▶ Data provided:
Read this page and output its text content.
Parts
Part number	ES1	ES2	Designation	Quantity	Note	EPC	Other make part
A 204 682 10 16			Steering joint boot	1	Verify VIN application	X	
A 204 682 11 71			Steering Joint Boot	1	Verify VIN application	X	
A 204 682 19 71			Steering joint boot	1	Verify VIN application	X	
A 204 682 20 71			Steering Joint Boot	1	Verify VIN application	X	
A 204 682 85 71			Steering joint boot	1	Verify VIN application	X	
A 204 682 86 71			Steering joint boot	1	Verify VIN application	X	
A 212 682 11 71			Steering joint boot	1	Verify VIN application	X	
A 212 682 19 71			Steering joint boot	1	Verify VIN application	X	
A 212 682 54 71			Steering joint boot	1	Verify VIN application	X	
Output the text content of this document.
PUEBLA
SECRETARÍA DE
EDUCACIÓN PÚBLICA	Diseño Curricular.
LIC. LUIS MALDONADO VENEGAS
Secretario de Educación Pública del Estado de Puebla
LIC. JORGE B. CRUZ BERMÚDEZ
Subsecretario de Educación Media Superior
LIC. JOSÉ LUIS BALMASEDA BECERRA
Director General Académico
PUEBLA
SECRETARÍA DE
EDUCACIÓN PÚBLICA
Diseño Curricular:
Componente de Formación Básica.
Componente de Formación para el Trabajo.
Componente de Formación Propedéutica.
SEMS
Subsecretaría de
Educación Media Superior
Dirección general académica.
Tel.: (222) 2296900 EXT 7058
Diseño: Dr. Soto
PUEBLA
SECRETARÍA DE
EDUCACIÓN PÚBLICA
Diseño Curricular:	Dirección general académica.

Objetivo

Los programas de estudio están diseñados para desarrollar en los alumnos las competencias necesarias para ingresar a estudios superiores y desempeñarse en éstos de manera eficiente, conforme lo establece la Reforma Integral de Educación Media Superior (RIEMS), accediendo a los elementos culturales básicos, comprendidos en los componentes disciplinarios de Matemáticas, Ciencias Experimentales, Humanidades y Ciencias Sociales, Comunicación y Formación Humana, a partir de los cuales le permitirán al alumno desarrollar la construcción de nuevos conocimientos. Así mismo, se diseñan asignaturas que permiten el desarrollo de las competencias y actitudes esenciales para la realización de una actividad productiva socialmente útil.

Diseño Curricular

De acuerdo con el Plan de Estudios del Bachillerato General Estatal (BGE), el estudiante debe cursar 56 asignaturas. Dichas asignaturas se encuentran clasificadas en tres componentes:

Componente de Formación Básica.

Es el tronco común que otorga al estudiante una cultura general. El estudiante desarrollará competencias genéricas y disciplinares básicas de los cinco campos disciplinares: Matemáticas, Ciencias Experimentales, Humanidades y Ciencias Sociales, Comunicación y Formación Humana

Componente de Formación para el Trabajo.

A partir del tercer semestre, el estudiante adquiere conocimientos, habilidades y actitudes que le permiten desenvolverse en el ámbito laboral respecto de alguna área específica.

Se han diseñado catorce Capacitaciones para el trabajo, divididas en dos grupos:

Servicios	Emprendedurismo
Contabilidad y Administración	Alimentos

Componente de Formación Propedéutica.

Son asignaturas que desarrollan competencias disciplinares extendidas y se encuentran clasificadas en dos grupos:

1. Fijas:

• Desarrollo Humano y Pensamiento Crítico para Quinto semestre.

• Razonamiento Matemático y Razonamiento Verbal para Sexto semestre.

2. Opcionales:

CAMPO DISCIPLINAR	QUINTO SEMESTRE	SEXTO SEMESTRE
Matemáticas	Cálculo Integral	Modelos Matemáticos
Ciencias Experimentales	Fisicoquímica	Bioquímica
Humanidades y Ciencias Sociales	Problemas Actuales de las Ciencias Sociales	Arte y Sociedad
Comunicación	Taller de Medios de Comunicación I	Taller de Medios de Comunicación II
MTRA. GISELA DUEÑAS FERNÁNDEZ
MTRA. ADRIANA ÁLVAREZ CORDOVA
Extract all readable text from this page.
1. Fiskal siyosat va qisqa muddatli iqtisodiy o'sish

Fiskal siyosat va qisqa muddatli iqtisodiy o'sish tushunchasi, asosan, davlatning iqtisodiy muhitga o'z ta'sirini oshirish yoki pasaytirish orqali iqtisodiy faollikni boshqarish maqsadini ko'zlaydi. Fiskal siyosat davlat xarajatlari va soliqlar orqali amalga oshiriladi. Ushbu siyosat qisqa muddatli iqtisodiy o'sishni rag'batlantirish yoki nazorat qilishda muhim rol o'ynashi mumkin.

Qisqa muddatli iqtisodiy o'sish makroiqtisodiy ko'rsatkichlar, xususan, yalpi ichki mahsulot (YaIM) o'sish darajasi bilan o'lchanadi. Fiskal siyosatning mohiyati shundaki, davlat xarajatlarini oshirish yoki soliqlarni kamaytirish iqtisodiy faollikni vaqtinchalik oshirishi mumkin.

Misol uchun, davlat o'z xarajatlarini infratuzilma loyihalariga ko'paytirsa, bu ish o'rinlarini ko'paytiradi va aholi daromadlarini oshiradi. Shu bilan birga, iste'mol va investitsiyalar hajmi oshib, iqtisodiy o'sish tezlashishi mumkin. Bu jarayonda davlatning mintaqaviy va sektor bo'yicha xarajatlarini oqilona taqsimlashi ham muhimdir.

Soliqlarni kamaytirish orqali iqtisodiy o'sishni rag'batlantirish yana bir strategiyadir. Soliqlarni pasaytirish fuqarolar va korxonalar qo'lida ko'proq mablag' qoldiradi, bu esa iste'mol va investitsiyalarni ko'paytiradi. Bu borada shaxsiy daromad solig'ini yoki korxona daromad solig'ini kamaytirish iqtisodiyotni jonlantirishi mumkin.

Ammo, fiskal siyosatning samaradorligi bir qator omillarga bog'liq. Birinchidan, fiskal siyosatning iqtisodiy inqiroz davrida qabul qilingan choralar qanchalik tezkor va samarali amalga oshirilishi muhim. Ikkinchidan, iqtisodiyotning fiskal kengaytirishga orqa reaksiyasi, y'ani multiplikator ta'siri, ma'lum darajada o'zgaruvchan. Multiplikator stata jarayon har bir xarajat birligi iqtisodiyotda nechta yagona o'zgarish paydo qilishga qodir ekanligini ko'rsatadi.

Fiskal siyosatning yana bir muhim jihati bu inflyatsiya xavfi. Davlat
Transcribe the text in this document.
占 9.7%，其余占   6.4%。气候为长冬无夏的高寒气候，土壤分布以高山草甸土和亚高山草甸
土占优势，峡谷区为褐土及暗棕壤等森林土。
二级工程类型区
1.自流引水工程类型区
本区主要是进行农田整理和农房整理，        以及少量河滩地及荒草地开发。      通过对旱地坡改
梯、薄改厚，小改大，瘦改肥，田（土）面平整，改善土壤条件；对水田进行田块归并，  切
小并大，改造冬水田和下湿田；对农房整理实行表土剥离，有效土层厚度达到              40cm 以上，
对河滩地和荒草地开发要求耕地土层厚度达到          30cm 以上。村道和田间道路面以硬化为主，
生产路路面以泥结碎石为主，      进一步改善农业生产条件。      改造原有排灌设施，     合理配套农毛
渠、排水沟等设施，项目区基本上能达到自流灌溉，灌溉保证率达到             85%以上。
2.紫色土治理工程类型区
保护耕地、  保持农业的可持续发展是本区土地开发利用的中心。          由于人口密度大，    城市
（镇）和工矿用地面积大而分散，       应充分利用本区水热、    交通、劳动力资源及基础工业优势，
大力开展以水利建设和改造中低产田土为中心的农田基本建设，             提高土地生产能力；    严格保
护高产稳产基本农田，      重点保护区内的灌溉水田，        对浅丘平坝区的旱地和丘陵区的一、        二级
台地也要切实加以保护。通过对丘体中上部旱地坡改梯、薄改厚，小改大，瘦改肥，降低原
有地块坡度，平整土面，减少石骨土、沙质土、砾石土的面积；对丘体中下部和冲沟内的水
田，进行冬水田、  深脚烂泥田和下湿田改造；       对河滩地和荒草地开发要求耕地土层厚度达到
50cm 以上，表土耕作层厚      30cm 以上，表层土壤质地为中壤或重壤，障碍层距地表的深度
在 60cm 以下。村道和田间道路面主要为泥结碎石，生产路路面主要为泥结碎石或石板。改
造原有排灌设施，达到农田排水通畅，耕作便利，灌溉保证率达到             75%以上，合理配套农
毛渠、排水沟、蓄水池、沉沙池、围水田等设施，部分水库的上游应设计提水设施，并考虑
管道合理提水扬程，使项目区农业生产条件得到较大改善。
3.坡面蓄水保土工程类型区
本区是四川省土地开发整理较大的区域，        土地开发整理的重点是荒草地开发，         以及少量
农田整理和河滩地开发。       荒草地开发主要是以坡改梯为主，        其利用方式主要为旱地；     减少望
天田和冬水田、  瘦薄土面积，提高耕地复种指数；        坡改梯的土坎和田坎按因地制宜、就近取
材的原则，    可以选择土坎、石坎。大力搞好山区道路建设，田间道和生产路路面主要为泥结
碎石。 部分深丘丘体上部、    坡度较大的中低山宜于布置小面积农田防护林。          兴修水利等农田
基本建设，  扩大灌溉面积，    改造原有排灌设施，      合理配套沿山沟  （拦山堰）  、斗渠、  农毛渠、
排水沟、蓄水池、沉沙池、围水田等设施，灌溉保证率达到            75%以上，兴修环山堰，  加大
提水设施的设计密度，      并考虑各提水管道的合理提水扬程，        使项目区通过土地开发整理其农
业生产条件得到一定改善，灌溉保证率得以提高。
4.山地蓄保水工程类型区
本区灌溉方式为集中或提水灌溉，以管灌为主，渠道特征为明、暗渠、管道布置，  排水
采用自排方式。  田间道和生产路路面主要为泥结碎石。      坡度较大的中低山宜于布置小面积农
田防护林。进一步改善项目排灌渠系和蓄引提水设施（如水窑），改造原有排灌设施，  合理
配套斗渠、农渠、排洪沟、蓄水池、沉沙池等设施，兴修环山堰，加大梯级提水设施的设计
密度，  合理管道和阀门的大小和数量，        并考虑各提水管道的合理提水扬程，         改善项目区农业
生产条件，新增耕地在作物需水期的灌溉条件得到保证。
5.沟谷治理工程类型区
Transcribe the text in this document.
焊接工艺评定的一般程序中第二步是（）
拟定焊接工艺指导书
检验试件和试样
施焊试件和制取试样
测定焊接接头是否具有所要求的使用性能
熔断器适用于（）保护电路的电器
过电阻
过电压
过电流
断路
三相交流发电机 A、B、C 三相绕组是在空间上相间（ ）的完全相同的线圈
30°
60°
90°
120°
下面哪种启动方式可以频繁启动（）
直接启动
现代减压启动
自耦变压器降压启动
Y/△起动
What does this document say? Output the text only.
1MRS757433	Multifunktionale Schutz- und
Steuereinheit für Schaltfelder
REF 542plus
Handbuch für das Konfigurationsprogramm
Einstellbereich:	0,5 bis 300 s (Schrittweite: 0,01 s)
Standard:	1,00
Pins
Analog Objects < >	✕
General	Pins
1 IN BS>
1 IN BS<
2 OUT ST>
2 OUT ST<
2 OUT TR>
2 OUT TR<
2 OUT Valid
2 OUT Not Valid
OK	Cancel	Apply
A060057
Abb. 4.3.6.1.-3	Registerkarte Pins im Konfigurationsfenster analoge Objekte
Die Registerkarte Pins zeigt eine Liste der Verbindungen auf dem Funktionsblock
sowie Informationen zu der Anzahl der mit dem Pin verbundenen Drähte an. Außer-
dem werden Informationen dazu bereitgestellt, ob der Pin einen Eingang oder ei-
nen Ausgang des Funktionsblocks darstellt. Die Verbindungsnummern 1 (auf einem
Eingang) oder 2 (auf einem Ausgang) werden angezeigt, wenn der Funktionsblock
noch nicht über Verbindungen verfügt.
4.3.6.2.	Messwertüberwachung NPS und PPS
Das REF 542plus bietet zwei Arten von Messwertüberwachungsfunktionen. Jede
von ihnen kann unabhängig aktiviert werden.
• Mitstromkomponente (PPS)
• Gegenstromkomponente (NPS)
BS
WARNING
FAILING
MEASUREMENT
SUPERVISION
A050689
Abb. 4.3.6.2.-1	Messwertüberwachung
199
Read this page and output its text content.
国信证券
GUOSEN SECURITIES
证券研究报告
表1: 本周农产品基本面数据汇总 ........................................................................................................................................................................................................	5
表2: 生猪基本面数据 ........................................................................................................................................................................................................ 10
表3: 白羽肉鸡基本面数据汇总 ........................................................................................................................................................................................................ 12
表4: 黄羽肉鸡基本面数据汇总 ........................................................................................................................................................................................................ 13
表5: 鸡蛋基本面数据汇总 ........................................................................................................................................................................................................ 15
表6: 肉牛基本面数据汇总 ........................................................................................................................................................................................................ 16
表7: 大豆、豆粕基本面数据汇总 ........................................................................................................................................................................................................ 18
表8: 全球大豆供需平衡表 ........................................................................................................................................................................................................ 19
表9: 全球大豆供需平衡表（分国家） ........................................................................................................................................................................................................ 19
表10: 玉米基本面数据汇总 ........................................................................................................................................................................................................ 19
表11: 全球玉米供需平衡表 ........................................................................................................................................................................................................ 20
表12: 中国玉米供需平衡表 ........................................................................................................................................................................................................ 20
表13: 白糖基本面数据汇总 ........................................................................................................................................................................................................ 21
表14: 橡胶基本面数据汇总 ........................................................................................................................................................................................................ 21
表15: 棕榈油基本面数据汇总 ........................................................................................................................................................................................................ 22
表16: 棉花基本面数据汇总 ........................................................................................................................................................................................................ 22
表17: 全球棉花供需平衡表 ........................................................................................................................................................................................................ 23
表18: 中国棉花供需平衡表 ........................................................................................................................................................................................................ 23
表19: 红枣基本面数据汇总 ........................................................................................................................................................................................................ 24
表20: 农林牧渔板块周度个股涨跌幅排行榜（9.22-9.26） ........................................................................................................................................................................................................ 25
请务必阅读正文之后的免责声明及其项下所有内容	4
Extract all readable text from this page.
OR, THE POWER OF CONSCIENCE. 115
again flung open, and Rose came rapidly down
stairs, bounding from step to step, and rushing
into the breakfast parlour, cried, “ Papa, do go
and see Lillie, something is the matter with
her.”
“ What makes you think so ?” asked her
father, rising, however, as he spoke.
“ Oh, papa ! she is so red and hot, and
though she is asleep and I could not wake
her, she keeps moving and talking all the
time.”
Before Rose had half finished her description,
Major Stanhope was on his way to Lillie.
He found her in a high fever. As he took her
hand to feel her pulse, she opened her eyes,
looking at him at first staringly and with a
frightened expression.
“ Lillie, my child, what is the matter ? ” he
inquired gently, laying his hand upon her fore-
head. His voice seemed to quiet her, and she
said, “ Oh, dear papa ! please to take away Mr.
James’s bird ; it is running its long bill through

▶ What you have to do: State the number of lines in the data that include the string "兴修环山堰", and add nothing else.

▶ Problem solution: 2